▶ [TASKS FOR THIS EXERCISE]
A. Repeat a passage of the editorial on freedom fighters and terrorists word for word, starting at the words "Tharwa Editorial /" and stopping after the words "provoking civilian casualties.".
B. Summarize the editorial on freedom fighters and terrorists in two sentences.
C. For each statement below, say yes or no according to the editorial on freedom fighters and terrorists, and quote the exact words that decide it.
(i) The distinction between freedom fighters and terrorists is most often applied to Iraq and the Palestinian-Israeli conflict.
(ii) Freedom fighters have historically taken great care to avoid harming civilians.
(iii) Public concern for civilian victims has declined over the last 15-20 years.

Top of PAGE TEXT

Tharwa Editorial / Daily Star
Many people around the world today seek to differentiate between what they call “freedom fighters” and those described as terrorists. They argue that such differentiation, which is most often applied to Iraq and the Palestinian-Israeli conflict, is necessary in order to grant legitimacy to those fighting for their freedom or the independence of their homeland against an oppressor or a foreign occupier, especially when the reality of occupation is recognized internationally, perhaps through relevant UN resolutions.
The problem with this argument, however, is that it tends to grant blind sanction for any acts perpetrated by the so-called freedom fighters, even when these are directed against civilian targets, or when they reveal callous disregard for the possibility of provoking civilian casualties.
Historically, freedom fighters have never been overly sensitive to the possibility that their actions might kill or wound civilians. However, public concern for civilian victims, especially when incurred as a result of guerrilla warfare or suicide bombings, has grown immensely during the last 15-20 years as a result of progress in media coverage and the highly sensationalist nature of the visual media. Although, one can make a case that media coverage is often biased in this regard, the point remains the same: Current world opinion has little tolerance or sympathy for acts that are increasingly perceived as terrorist in nature.

Bottom of PAGE TEXT
Top of DATASET ENTRIES

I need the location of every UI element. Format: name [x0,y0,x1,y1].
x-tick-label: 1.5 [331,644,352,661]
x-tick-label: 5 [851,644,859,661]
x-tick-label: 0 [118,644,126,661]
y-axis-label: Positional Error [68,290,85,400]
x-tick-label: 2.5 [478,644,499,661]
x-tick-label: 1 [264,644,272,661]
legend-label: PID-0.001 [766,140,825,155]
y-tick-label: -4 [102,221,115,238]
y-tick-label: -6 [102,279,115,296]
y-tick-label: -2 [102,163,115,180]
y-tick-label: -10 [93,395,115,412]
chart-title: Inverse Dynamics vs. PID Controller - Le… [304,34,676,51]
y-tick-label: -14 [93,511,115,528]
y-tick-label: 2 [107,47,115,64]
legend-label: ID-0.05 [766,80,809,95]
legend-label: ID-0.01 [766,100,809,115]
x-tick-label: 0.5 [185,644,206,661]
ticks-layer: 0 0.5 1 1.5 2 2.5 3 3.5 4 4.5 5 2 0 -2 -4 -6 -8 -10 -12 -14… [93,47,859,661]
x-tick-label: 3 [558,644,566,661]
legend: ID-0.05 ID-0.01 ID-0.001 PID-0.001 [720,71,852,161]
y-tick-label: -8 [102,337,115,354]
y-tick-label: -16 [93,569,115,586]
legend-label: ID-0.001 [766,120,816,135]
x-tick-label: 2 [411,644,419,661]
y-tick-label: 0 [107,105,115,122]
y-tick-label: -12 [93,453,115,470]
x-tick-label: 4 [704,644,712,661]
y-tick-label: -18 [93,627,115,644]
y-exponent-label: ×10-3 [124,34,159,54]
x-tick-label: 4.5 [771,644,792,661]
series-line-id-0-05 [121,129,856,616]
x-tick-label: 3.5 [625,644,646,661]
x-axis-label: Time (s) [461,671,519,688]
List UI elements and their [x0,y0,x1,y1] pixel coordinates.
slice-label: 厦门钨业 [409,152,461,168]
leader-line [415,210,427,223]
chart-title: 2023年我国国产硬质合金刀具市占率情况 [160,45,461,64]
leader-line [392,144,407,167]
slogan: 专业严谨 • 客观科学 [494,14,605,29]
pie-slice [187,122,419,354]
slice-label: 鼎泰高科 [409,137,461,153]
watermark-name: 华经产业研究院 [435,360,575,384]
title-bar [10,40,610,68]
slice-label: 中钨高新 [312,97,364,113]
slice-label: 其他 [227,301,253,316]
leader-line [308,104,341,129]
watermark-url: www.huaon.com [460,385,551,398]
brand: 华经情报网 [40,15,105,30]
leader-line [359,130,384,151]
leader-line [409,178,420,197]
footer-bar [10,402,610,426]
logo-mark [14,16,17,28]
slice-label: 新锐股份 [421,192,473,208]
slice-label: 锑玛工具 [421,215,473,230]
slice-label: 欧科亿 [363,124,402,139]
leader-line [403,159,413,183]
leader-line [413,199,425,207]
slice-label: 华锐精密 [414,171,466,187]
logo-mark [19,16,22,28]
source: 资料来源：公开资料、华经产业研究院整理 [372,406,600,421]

Bottom of DATASET ENTRIES

▶ [OUTPUTS IN ORDER]
A.
Tharwa Editorial / Daily Star
Many people around the world today seek to differentiate between what they call “freedom fighters” and those described as terrorists. They argue that such differentiation, which is most often applied to Iraq and the Palestinian-Israeli conflict, is necessary in order to grant legitimacy to those fighting for their freedom or the independence of their homeland against an oppressor or a foreign occupier, especially when the reality of occupation is recognized internationally, perhaps through relevant UN resolutions.
The problem with this argument, however, is that it tends to grant blind sanction for any acts perpetrated by the so-called freedom fighters, even when these are directed against civilian targets, or when they reveal callous disregard for the possibility of provoking civilian casualties.

B. Many people distinguish "freedom fighters" from terrorists to give legitimacy to those resisting an oppressor or foreign occupier, but this tends to grant blind sanction to their acts even when civilians are targeted or endangered. Public concern for civilian victims has grown immensely over the last 15-20 years through media coverage, and current world opinion has little tolerance for acts increasingly perceived as terrorist.

C.
(i) Yes: "which is most often applied to Iraq and the Palestinian-Israeli conflict"
(ii) No: "Historically, freedom fighters have never been overly sensitive to the possibility that their actions might kill or wound civilians."
(iii) No: "has grown immensely during the last 15-20 years"